> [Set problem]:
Only those lines running from the line that contains "OCR this image." through the end of the material are to be written out, each exactly as shown.

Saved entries
## start
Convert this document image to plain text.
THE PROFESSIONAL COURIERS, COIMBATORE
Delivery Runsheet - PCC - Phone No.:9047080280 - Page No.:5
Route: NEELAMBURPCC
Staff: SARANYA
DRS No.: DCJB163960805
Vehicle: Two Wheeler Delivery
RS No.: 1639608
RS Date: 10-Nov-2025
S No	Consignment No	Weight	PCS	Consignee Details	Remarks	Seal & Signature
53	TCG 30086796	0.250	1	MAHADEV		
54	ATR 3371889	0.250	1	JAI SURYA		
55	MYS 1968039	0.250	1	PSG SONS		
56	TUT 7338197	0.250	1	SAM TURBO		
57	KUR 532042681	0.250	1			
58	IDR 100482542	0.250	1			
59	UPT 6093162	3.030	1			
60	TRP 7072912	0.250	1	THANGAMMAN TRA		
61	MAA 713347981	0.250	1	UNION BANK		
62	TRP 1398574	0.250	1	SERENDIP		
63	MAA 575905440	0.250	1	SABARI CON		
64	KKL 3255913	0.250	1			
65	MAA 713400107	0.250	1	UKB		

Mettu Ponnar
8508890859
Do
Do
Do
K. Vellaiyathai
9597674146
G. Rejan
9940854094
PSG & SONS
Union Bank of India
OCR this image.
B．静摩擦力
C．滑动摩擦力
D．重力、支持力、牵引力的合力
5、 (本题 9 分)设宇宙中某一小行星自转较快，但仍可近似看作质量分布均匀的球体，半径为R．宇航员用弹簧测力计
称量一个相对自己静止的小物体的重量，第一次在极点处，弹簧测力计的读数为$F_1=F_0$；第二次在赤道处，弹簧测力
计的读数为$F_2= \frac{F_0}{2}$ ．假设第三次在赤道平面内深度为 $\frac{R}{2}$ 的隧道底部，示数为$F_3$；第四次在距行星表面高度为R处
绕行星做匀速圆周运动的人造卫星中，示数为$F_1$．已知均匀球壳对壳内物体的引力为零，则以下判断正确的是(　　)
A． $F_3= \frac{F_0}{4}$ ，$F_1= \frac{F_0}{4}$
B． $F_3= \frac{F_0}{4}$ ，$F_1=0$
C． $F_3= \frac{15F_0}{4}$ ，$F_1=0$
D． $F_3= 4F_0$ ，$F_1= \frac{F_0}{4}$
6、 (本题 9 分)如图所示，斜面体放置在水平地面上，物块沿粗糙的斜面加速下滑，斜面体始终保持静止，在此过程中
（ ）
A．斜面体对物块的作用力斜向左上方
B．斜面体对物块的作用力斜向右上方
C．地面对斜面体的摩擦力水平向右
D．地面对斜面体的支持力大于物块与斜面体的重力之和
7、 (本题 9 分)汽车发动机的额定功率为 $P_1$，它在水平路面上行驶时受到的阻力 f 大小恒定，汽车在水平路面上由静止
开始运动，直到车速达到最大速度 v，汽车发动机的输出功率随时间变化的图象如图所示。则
## end
> [Task solution]:
OCR this image.
B．静摩擦力
C．滑动摩擦力
D．重力、支持力、牵引力的合力
5、 (本题 9 分)设宇宙中某一小行星自转较快，但仍可近似看作质量分布均匀的球体，半径为R．宇航员用弹簧测力计
称量一个相对自己静止的小物体的重量，第一次在极点处，弹簧测力计的读数为$F_1=F_0$；第二次在赤道处，弹簧测力
计的读数为$F_2= \frac{F_0}{2}$ ．假设第三次在赤道平面内深度为 $\frac{R}{2}$ 的隧道底部，示数为$F_3$；第四次在距行星表面高度为R处
绕行星做匀速圆周运动的人造卫星中，示数为$F_1$．已知均匀球壳对壳内物体的引力为零，则以下判断正确的是(　　)
A． $F_3= \frac{F_0}{4}$ ，$F_1= \frac{F_0}{4}$
B． $F_3= \frac{F_0}{4}$ ，$F_1=0$
C． $F_3= \frac{15F_0}{4}$ ，$F_1=0$
D． $F_3= 4F_0$ ，$F_1= \frac{F_0}{4}$
6、 (本题 9 分)如图所示，斜面体放置在水平地面上，物块沿粗糙的斜面加速下滑，斜面体始终保持静止，在此过程中
（ ）
A．斜面体对物块的作用力斜向左上方
B．斜面体对物块的作用力斜向右上方
C．地面对斜面体的摩擦力水平向右
D．地面对斜面体的支持力大于物块与斜面体的重力之和
7、 (本题 9 分)汽车发动机的额定功率为 $P_1$，它在水平路面上行驶时受到的阻力 f 大小恒定，汽车在水平路面上由静止
开始运动，直到车速达到最大速度 v，汽车发动机的输出功率随时间变化的图象如图所示。则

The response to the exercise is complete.